[Stored data]
□ □ □

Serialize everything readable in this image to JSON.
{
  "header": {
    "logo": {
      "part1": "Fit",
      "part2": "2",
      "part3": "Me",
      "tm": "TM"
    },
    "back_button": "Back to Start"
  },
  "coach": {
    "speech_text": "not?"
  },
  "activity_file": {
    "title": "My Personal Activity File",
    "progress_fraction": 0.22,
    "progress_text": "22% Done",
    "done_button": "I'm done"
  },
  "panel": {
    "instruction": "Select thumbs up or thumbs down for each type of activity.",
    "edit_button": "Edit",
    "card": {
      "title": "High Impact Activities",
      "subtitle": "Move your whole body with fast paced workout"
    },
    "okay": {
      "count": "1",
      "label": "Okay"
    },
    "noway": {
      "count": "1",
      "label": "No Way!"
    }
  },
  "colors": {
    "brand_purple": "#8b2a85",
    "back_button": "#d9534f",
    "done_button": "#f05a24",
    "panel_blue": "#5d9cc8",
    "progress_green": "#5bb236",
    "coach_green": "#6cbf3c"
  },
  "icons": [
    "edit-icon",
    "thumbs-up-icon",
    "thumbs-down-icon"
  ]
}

□ □ □

**YOUR GOAL:** Transcribe all of the material exactly. Omit nothing.

**WORKED ANSWER:**
Serialize everything readable in this image to JSON.
{
  "header": {
    "logo": {
      "part1": "Fit",
      "part2": "2",
      "part3": "Me",
      "tm": "TM"
    },
    "back_button": "Back to Start"
  },
  "coach": {
    "speech_text": "not?"
  },
  "activity_file": {
    "title": "My Personal Activity File",
    "progress_fraction": 0.22,
    "progress_text": "22% Done",
    "done_button": "I'm done"
  },
  "panel": {
    "instruction": "Select thumbs up or thumbs down for each type of activity.",
    "edit_button": "Edit",
    "card": {
      "title": "High Impact Activities",
      "subtitle": "Move your whole body with fast paced workout"
    },
    "okay": {
      "count": "1",
      "label": "Okay"
    },
    "noway": {
      "count": "1",
      "label": "No Way!"
    }
  },
  "colors": {
    "brand_purple": "#8b2a85",
    "back_button": "#d9534f",
    "done_button": "#f05a24",
    "panel_blue": "#5d9cc8",
    "progress_green": "#5bb236",
    "coach_green": "#6cbf3c"
  },
  "icons": [
    "edit-icon",
    "thumbs-up-icon",
    "thumbs-down-icon"
  ]
}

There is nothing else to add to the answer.